Tally the lines that hold the string "messy", and reply with the count alone.

=======

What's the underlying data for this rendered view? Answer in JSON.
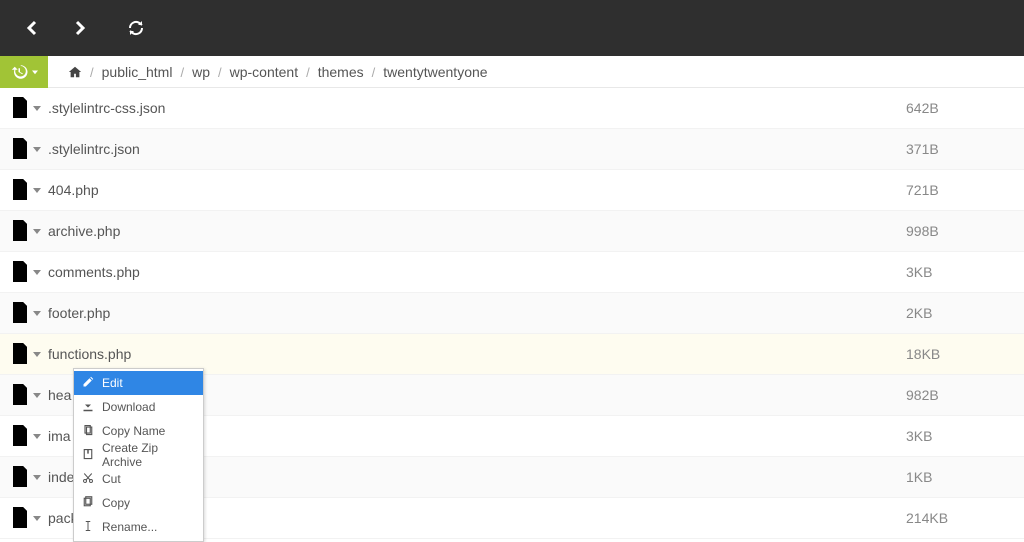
{
  "breadcrumb": [
    "public_html",
    "wp",
    "wp-content",
    "themes",
    "twentytwentyone"
  ],
  "files": [
    {
      "name": ".stylelintrc-css.json",
      "size": "642B",
      "highlight": false
    },
    {
      "name": ".stylelintrc.json",
      "size": "371B",
      "highlight": false
    },
    {
      "name": "404.php",
      "size": "721B",
      "highlight": false
    },
    {
      "name": "archive.php",
      "size": "998B",
      "highlight": false
    },
    {
      "name": "comments.php",
      "size": "3KB",
      "highlight": false
    },
    {
      "name": "footer.php",
      "size": "2KB",
      "highlight": false
    },
    {
      "name": "functions.php",
      "size": "18KB",
      "highlight": true
    },
    {
      "name": "hea",
      "size": "982B",
      "highlight": false
    },
    {
      "name": "ima",
      "size": "3KB",
      "highlight": false
    },
    {
      "name": "inde",
      "size": "1KB",
      "highlight": false
    },
    {
      "name": "pack",
      "size": "214KB",
      "highlight": false
    }
  ],
  "context_menu": {
    "items": [
      {
        "label": "Edit",
        "icon": "edit",
        "hover": true
      },
      {
        "label": "Download",
        "icon": "download",
        "hover": false
      },
      {
        "label": "Copy Name",
        "icon": "copyname",
        "hover": false
      },
      {
        "label": "Create Zip Archive",
        "icon": "zip",
        "hover": false
      },
      {
        "label": "Cut",
        "icon": "cut",
        "hover": false
      },
      {
        "label": "Copy",
        "icon": "copy",
        "hover": false
      },
      {
        "label": "Rename...",
        "icon": "rename",
        "hover": false
      }
    ]
  }
}
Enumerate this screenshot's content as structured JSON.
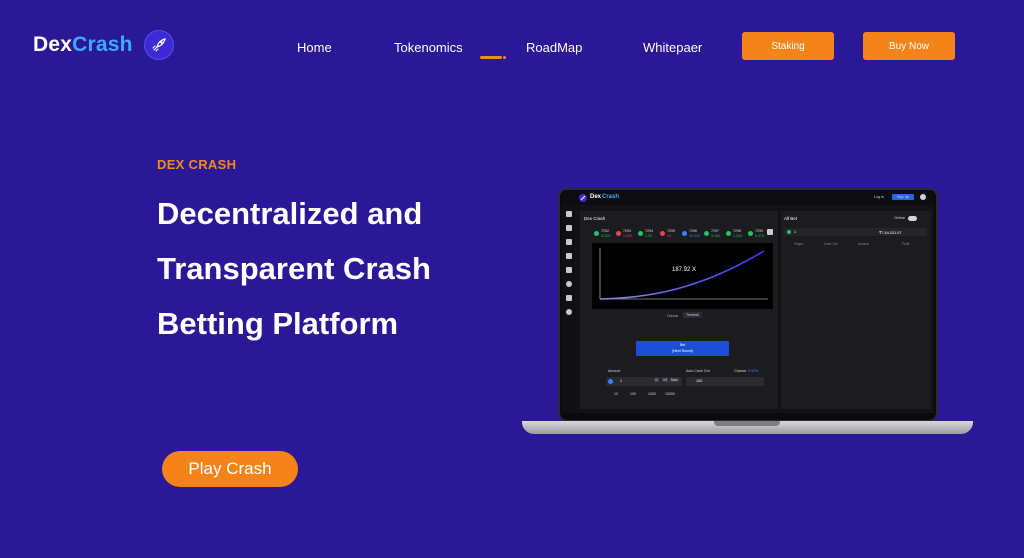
{
  "brand": {
    "logo_dex": "Dex",
    "logo_crash": "Crash",
    "logo_icon": "rocket-icon"
  },
  "nav": {
    "links": [
      {
        "label": "Home"
      },
      {
        "label": "Tokenomics"
      },
      {
        "label": "RoadMap"
      },
      {
        "label": "Whitepaer"
      }
    ],
    "staking_label": "Staking",
    "buy_label": "Buy Now"
  },
  "hero": {
    "eyebrow": "DEX CRASH",
    "headline_lines": [
      "Decentralized and",
      "Transparent Crash",
      "Betting Platform"
    ],
    "cta_label": "Play Crash"
  },
  "colors": {
    "background": "#2a1896",
    "accent": "#f4841a",
    "brand_blue": "#3ea8ff"
  },
  "app_preview": {
    "brand_dex": "Dex",
    "brand_crash": "Crash",
    "login": "Log In",
    "signup": "Sign Up",
    "game_title": "Dex Crash",
    "history": [
      {
        "id": "7292",
        "value": "3.22X",
        "color": "#22c55e"
      },
      {
        "id": "7293",
        "value": "1.09X",
        "color": "#ef4444"
      },
      {
        "id": "7294",
        "value": "2.2X",
        "color": "#22c55e"
      },
      {
        "id": "7295",
        "value": "1X",
        "color": "#ef4444"
      },
      {
        "id": "7296",
        "value": "10.32X",
        "color": "#3b82f6"
      },
      {
        "id": "7297",
        "value": "3.15X",
        "color": "#22c55e"
      },
      {
        "id": "7298",
        "value": "2.20X",
        "color": "#22c55e"
      },
      {
        "id": "7299",
        "value": "5.47X",
        "color": "#22c55e"
      }
    ],
    "multiplier": "187.92 X",
    "tab_classic": "Classic",
    "tab_trenball": "Trenball",
    "bet_label": "Bet",
    "bet_sub": "(Next Round)",
    "amount_label": "Amount",
    "amount_value": "1",
    "half": "/2",
    "double": "X2",
    "max": "Max",
    "quick_amounts": [
      "10",
      "100",
      "1000",
      "10000"
    ],
    "auto_cashout_label": "Auto Cash Out",
    "chance_label": "Chance",
    "chance_value": "0.99%",
    "auto_cashout_value": "100",
    "all_bet_title": "All Bet",
    "online_label": "Online",
    "players_count": "1",
    "total_amount": "₹7,64,031.07",
    "columns": [
      "Player",
      "Cash Out",
      "Amount",
      "Profit"
    ]
  }
}
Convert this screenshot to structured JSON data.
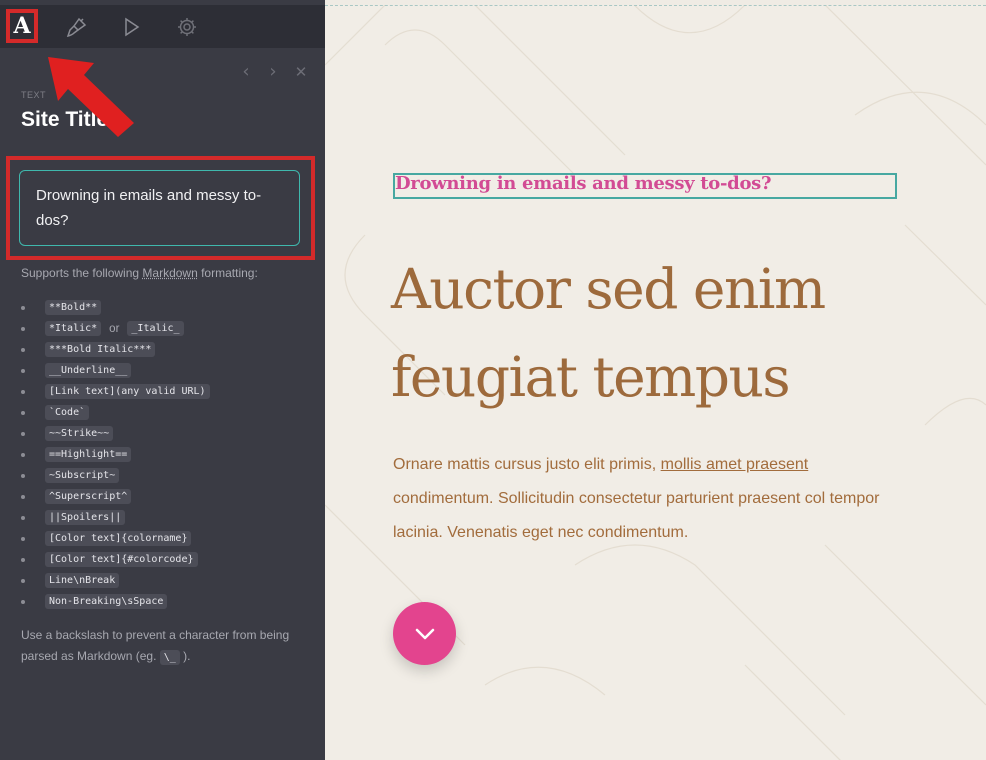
{
  "toolbar": {
    "tools": [
      {
        "name": "text",
        "label": "A",
        "icon": "text-icon",
        "active": true
      },
      {
        "name": "design",
        "icon": "paintbrush-icon"
      },
      {
        "name": "preview",
        "icon": "play-icon"
      },
      {
        "name": "settings",
        "icon": "gear-icon"
      }
    ],
    "nav": {
      "prev": "‹",
      "next": "›",
      "close": "✕"
    }
  },
  "panel": {
    "kicker": "TEXT",
    "title": "Site Title",
    "input_value": "Drowning in emails and messy to-dos?",
    "md_intro_prefix": "Supports the following ",
    "md_intro_link": "Markdown",
    "md_intro_suffix": " formatting:",
    "md_items": [
      "**Bold**",
      "*Italic*",
      "_Italic_",
      "***Bold Italic***",
      "__Underline__",
      "[Link text](any valid URL)",
      "`Code`",
      "~~Strike~~",
      "==Highlight==",
      "~Subscript~",
      "^Superscript^",
      "||Spoilers||",
      "[Color text]{colorname}",
      "[Color text]{#colorcode}",
      "Line\\nBreak",
      "Non-Breaking\\sSpace"
    ],
    "or_label": "or",
    "backslash_prefix": "Use a backslash to prevent a character from being parsed as Markdown (eg. ",
    "backslash_code": "\\_",
    "backslash_suffix": " )."
  },
  "preview": {
    "kicker": "Drowning in emails and messy to-dos?",
    "heading": "Auctor sed enim feugiat tempus",
    "body_prefix": "Ornare mattis cursus justo elit primis, ",
    "body_link": "mollis amet praesent",
    "body_suffix": " condimentum. Sollicitudin consectetur parturient praesent col tempor lacinia. Venenatis eget nec condimentum.",
    "scroll_icon": "chevron-down-icon"
  },
  "colors": {
    "sidebar_bg": "#3a3b44",
    "accent_teal": "#3fb8ad",
    "kicker_pink": "#d24b94",
    "heading_brown": "#9d6a3c",
    "button_pink": "#e3448e",
    "annotation_red": "#d42a2a"
  }
}
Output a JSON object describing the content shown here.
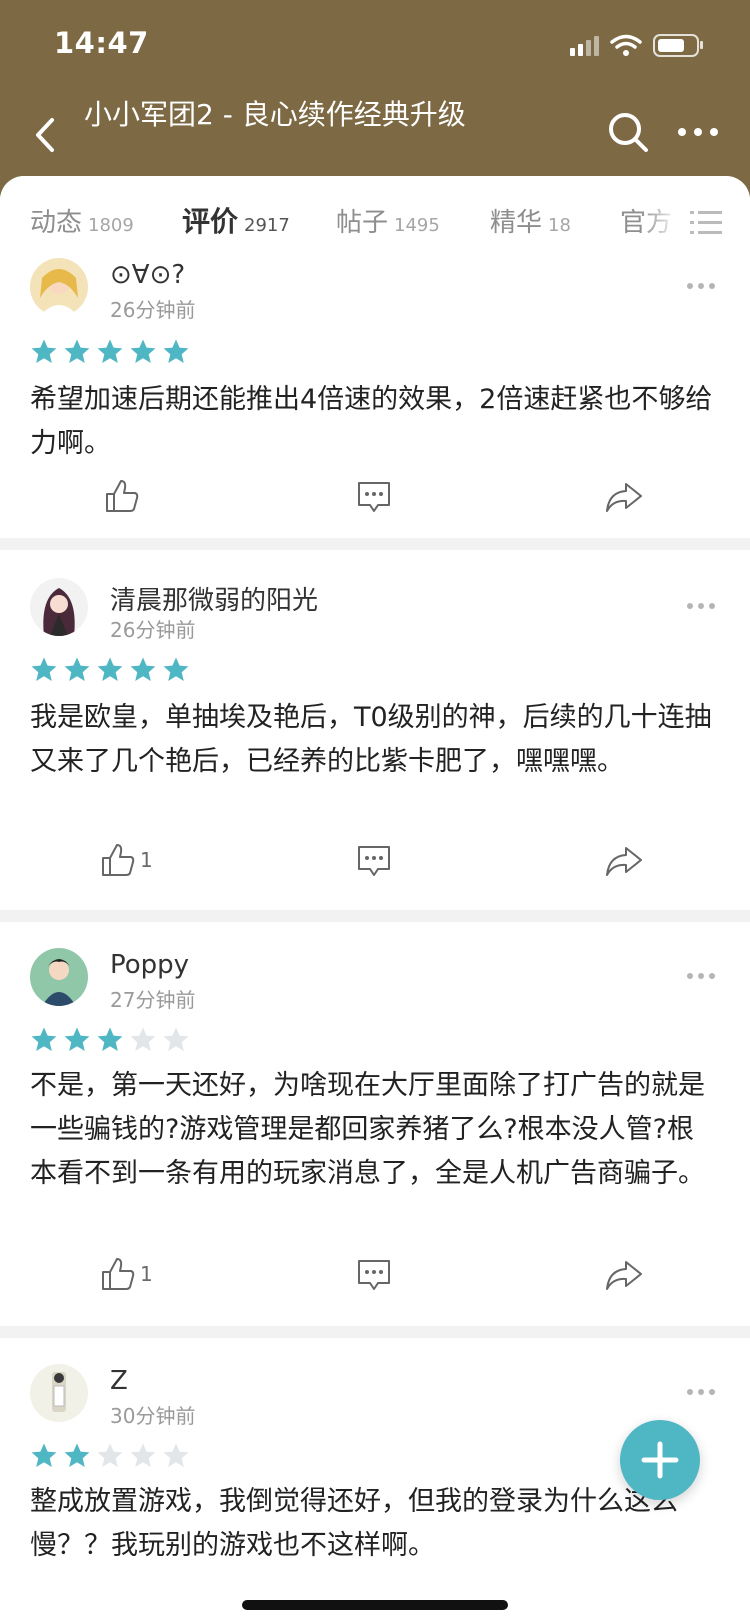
{
  "status_bar": {
    "time": "14:47"
  },
  "header": {
    "title": "小小军团2 - 良心续作经典升级"
  },
  "tabs": [
    {
      "label": "动态",
      "count": "1809"
    },
    {
      "label": "评价",
      "count": "2917"
    },
    {
      "label": "帖子",
      "count": "1495"
    },
    {
      "label": "精华",
      "count": "18"
    },
    {
      "label": "官方",
      "count": ""
    }
  ],
  "colors": {
    "header_bg": "#7d6a44",
    "accent": "#4fb6c4",
    "star_empty": "#e3e6e8"
  },
  "reviews": [
    {
      "username": "⊙∀⊙?",
      "time": "26分钟前",
      "rating": 5,
      "text": "希望加速后期还能推出4倍速的效果，2倍速赶紧也不够给力啊。",
      "likes": ""
    },
    {
      "username": "清晨那微弱的阳光",
      "time": "26分钟前",
      "rating": 5,
      "text": "我是欧皇，单抽埃及艳后，T0级别的神，后续的几十连抽又来了几个艳后，已经养的比紫卡肥了，嘿嘿嘿。",
      "likes": "1"
    },
    {
      "username": "Poppy",
      "time": "27分钟前",
      "rating": 3,
      "text": "不是，第一天还好，为啥现在大厅里面除了打广告的就是一些骗钱的?游戏管理是都回家养猪了么?根本没人管?根本看不到一条有用的玩家消息了，全是人机广告商骗子。",
      "likes": "1"
    },
    {
      "username": "Z",
      "time": "30分钟前",
      "rating": 2,
      "text": "整成放置游戏，我倒觉得还好，但我的登录为什么这么慢？？我玩别的游戏也不这样啊。",
      "likes": ""
    }
  ]
}
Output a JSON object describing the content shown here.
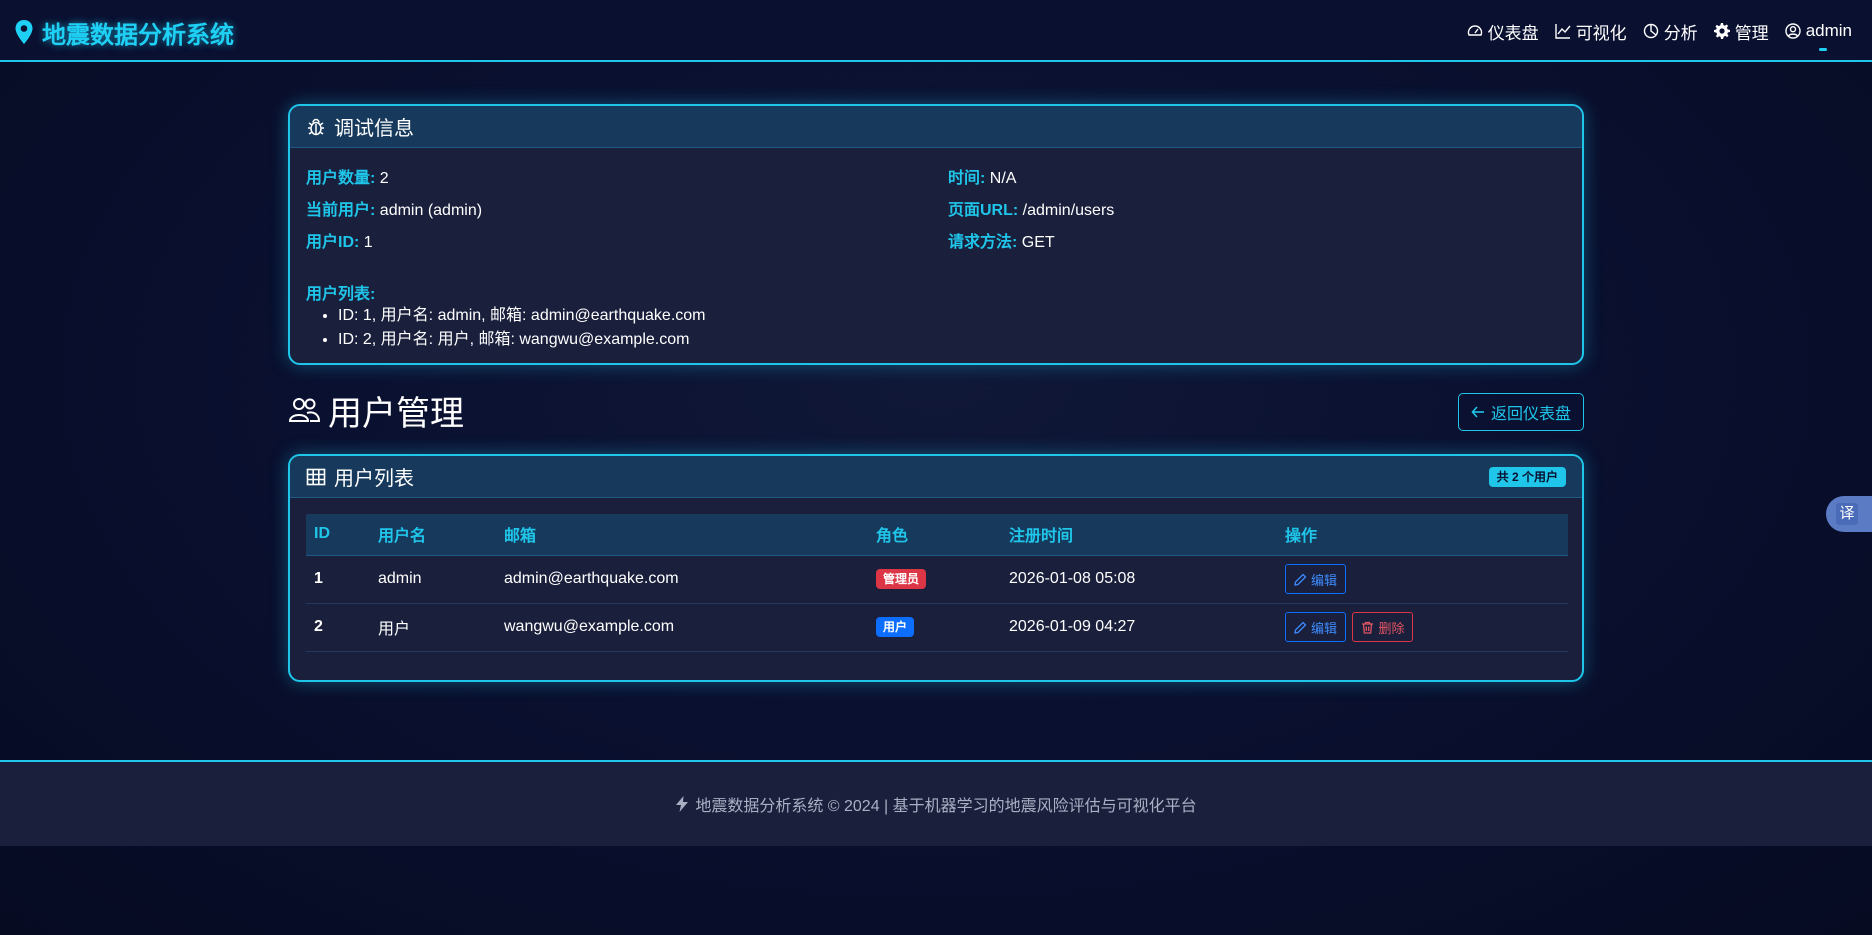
{
  "brand": {
    "title": "地震数据分析系统"
  },
  "nav": {
    "items": [
      {
        "label": "仪表盘",
        "icon": "speedometer-icon"
      },
      {
        "label": "可视化",
        "icon": "line-chart-icon"
      },
      {
        "label": "分析",
        "icon": "pie-chart-icon"
      },
      {
        "label": "管理",
        "icon": "gear-icon"
      },
      {
        "label": "admin",
        "icon": "user-circle-icon"
      }
    ]
  },
  "debug": {
    "title": "调试信息",
    "fields": [
      {
        "key": "用户数量:",
        "value": "2"
      },
      {
        "key": "当前用户:",
        "value": "admin (admin)"
      },
      {
        "key": "用户ID:",
        "value": "1"
      },
      {
        "key": "时间:",
        "value": "N/A"
      },
      {
        "key": "页面URL:",
        "value": "/admin/users"
      },
      {
        "key": "请求方法:",
        "value": "GET"
      }
    ],
    "list_label": "用户列表:",
    "list": [
      "ID: 1, 用户名: admin, 邮箱: admin@earthquake.com",
      "ID: 2, 用户名: 用户, 邮箱: wangwu@example.com"
    ]
  },
  "page": {
    "title": "用户管理",
    "back_button": "返回仪表盘"
  },
  "users": {
    "title": "用户列表",
    "count_badge": "共 2 个用户",
    "columns": [
      "ID",
      "用户名",
      "邮箱",
      "角色",
      "注册时间",
      "操作"
    ],
    "rows": [
      {
        "id": "1",
        "username": "admin",
        "email": "admin@earthquake.com",
        "role": "管理员",
        "registered": "2026-01-08 05:08",
        "edit": "编辑"
      },
      {
        "id": "2",
        "username": "用户",
        "email": "wangwu@example.com",
        "role": "用户",
        "registered": "2026-01-09 04:27",
        "edit": "编辑",
        "delete": "删除"
      }
    ]
  },
  "translate": {
    "label": "译"
  },
  "footer": {
    "text": "地震数据分析系统 © 2024 | 基于机器学习的地震风险评估与可视化平台"
  },
  "colors": {
    "accent": "#1fc6ea",
    "admin_badge": "#dc3545",
    "user_badge": "#0d6efd",
    "background": "#0a1030"
  }
}
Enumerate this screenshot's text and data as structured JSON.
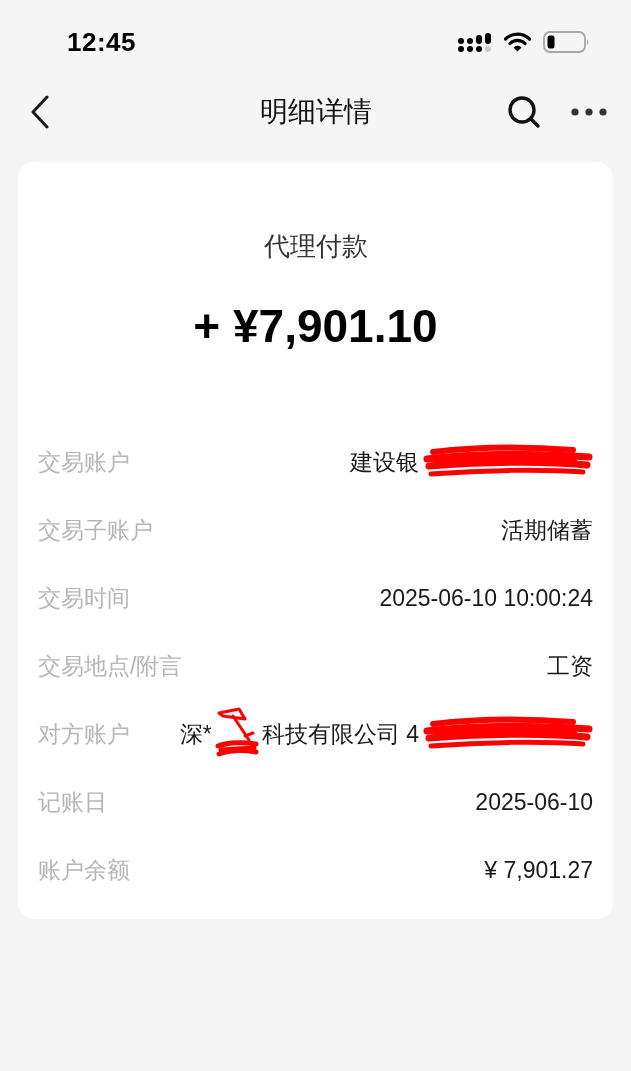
{
  "status_bar": {
    "time": "12:45"
  },
  "nav": {
    "title": "明细详情"
  },
  "summary": {
    "type": "代理付款",
    "amount": "+ ¥7,901.10"
  },
  "details": [
    {
      "label": "交易账户",
      "value": [
        {
          "kind": "text",
          "text": "建设银"
        },
        {
          "kind": "redaction"
        }
      ]
    },
    {
      "label": "交易子账户",
      "value": [
        {
          "kind": "text",
          "text": "活期储蓄"
        }
      ]
    },
    {
      "label": "交易时间",
      "value": [
        {
          "kind": "text",
          "text": "2025-06-10 10:00:24"
        }
      ]
    },
    {
      "label": "交易地点/附言",
      "value": [
        {
          "kind": "text",
          "text": "工资"
        }
      ]
    },
    {
      "label": "对方账户",
      "value": [
        {
          "kind": "text",
          "text": "深*"
        },
        {
          "kind": "redaction"
        },
        {
          "kind": "text",
          "text": "科技有限公司 4"
        },
        {
          "kind": "redaction"
        }
      ]
    },
    {
      "label": "记账日",
      "value": [
        {
          "kind": "text",
          "text": "2025-06-10"
        }
      ]
    },
    {
      "label": "账户余额",
      "value": [
        {
          "kind": "text",
          "text": "¥ 7,901.27"
        }
      ]
    }
  ]
}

=======

THE RESPONSE: 2